SET PROBLEM
Give again, exactly as written, the lines of the records below from the line with "Convert this screenshot" to the line with "Enumerate this screenshot's". Both end lines count; pictures do not.

Dataset items
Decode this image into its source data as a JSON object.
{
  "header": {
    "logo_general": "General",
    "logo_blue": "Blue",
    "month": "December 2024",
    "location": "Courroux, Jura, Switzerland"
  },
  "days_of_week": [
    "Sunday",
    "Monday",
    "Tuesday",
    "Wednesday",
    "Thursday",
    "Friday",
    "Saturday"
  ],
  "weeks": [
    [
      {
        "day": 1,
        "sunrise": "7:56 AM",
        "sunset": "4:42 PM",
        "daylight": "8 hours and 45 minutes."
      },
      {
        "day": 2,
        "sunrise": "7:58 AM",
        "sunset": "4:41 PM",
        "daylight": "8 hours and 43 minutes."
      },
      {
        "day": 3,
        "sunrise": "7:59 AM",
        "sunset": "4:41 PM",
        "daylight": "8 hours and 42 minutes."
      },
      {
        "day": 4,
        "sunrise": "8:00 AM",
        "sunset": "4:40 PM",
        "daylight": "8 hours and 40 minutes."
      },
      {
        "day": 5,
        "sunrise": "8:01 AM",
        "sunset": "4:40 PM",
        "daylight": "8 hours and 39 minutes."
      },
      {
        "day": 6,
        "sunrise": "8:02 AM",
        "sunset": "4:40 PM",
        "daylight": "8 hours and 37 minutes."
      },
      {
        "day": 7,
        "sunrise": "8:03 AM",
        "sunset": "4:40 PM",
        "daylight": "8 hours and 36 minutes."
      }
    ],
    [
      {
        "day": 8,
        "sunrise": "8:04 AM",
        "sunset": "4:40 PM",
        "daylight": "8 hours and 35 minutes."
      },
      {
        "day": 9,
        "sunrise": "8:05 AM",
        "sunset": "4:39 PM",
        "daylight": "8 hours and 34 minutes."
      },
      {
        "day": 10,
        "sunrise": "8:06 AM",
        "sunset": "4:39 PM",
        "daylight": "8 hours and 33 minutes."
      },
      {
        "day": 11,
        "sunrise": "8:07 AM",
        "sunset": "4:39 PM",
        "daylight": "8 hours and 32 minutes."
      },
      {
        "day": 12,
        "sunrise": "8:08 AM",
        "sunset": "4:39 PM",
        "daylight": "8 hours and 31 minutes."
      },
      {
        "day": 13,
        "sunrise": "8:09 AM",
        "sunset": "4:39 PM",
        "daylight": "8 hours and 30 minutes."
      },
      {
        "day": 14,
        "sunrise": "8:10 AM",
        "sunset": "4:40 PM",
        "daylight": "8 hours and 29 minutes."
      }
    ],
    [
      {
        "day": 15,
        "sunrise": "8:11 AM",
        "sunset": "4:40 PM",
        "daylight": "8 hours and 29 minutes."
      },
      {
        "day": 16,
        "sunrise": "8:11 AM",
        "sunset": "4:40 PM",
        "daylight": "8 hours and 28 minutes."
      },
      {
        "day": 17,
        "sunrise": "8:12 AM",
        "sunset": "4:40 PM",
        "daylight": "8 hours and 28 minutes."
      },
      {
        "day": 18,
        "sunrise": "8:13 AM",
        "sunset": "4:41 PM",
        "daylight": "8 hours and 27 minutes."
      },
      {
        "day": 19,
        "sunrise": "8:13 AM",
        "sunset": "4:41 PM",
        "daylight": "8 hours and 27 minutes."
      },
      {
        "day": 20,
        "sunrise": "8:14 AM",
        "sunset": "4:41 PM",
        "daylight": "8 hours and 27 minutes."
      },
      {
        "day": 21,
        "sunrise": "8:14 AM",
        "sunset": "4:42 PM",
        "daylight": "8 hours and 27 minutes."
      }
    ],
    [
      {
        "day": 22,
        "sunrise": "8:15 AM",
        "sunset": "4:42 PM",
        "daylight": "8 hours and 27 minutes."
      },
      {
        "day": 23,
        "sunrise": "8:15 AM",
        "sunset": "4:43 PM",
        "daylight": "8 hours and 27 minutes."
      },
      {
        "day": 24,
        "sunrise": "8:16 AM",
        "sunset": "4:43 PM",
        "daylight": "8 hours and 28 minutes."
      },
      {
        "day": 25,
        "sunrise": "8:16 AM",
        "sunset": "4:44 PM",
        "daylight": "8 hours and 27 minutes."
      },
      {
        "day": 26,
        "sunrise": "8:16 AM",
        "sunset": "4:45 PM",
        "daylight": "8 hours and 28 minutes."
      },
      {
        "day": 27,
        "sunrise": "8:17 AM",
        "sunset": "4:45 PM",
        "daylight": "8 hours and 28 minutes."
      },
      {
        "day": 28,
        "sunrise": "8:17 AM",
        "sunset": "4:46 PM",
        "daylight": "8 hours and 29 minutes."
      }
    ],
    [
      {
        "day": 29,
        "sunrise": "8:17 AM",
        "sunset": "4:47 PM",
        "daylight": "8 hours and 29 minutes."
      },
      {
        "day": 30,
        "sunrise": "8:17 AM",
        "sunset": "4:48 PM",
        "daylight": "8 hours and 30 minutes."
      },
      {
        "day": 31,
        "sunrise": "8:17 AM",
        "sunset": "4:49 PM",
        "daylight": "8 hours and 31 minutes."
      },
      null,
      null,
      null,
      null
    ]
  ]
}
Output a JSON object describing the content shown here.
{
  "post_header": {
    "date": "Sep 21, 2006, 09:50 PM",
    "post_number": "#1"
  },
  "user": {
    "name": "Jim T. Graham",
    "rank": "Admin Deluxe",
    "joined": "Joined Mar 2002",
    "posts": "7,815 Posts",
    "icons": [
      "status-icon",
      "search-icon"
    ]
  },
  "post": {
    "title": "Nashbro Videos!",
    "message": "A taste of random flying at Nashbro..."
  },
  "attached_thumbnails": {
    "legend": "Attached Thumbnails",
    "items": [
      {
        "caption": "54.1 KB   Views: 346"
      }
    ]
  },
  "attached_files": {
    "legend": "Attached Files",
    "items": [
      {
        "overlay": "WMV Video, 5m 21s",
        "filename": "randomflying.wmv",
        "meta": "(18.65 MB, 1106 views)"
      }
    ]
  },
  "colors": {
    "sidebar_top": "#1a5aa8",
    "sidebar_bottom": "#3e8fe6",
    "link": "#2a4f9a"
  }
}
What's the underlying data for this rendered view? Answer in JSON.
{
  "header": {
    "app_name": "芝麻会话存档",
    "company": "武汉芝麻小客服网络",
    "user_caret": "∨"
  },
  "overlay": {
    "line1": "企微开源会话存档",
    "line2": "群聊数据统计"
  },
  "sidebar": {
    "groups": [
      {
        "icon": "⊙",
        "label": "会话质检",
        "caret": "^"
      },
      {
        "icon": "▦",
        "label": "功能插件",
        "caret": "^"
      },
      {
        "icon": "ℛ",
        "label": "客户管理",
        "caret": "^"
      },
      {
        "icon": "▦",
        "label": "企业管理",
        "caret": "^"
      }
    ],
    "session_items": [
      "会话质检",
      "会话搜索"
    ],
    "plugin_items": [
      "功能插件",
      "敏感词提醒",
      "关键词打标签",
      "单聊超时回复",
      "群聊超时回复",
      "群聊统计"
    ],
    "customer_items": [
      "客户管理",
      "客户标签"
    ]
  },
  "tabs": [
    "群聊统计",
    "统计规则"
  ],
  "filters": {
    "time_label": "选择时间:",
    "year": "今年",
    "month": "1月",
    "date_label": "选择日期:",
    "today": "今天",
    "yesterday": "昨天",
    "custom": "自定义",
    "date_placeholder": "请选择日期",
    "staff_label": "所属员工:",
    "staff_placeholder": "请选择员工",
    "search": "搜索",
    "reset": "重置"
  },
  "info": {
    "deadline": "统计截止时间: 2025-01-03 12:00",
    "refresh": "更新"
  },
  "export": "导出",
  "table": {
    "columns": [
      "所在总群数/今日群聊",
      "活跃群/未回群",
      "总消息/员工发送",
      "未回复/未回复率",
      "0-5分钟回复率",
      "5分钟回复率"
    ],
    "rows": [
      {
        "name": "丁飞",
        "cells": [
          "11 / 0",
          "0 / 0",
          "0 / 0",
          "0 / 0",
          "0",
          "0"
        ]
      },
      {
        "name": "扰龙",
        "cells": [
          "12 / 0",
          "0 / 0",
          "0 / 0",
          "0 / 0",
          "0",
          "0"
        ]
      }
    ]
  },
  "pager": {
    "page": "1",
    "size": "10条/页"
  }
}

* * *

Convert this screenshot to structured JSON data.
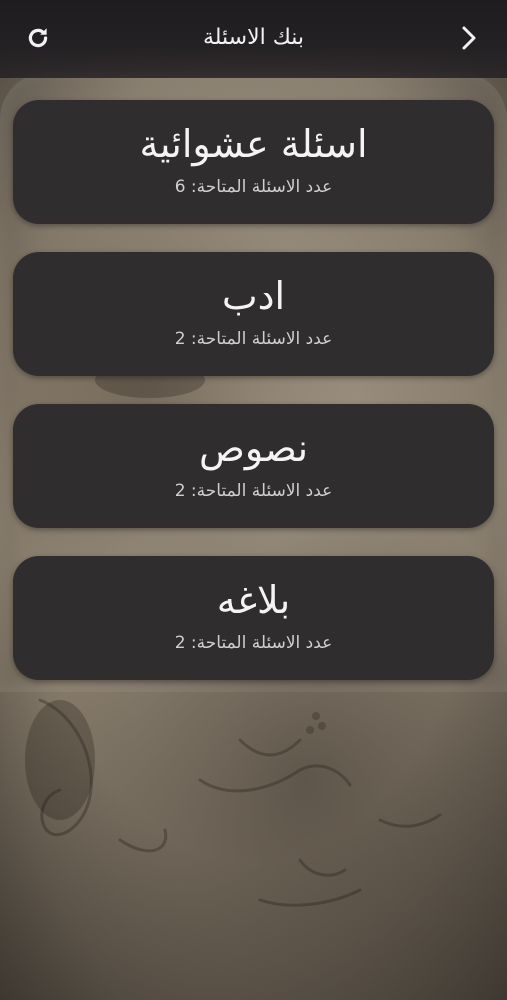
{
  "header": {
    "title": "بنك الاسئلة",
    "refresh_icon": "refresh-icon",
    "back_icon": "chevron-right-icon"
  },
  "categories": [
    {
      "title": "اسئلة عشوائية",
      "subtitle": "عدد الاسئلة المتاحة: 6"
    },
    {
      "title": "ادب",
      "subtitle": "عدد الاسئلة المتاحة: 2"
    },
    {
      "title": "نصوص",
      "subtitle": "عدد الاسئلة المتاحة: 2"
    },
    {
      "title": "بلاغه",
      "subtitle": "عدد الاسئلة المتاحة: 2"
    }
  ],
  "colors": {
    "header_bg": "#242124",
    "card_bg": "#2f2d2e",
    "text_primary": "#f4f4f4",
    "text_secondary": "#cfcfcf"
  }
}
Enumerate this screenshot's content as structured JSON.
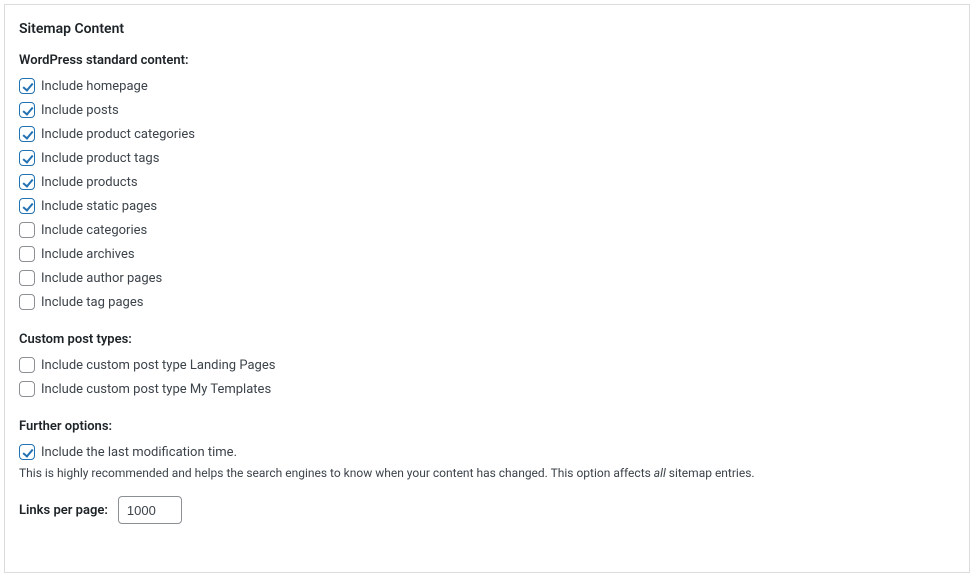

...

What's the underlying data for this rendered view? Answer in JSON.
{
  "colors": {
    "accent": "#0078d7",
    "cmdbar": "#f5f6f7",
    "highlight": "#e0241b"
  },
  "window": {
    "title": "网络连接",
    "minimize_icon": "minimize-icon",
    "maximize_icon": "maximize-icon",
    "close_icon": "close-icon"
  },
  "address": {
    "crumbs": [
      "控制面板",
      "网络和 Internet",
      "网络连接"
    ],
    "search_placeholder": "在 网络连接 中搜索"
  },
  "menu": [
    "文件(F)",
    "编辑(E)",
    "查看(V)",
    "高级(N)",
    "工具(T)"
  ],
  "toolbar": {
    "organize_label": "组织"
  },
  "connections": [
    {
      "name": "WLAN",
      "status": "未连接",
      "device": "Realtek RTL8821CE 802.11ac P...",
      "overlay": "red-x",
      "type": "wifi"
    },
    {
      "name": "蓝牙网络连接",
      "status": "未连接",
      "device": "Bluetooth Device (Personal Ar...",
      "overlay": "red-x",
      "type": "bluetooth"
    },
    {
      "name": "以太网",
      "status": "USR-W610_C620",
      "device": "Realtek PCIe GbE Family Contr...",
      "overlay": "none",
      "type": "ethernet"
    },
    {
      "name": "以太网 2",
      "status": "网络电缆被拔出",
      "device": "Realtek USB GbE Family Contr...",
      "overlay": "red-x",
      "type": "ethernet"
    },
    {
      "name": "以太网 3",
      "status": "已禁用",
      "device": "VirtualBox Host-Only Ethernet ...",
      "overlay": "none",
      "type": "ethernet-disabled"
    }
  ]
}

FULL ANSWER
Convert this screenshot to structured JSON data.
{
  "header": {
    "title": "بنك الاسئلة",
    "refresh_icon": "refresh-icon",
    "back_icon": "chevron-right-icon"
  },
  "categories": [
    {
      "title": "اسئلة عشوائية",
      "subtitle": "عدد الاسئلة المتاحة: 6"
    },
    {
      "title": "ادب",
      "subtitle": "عدد الاسئلة المتاحة: 2"
    },
    {
      "title": "نصوص",
      "subtitle": "عدد الاسئلة المتاحة: 2"
    },
    {
      "title": "بلاغه",
      "subtitle": "عدد الاسئلة المتاحة: 2"
    }
  ],
  "colors": {
    "header_bg": "#242124",
    "card_bg": "#2f2d2e",
    "text_primary": "#f4f4f4",
    "text_secondary": "#cfcfcf"
  }
}
Enumerate this screenshot's content as structured JSON.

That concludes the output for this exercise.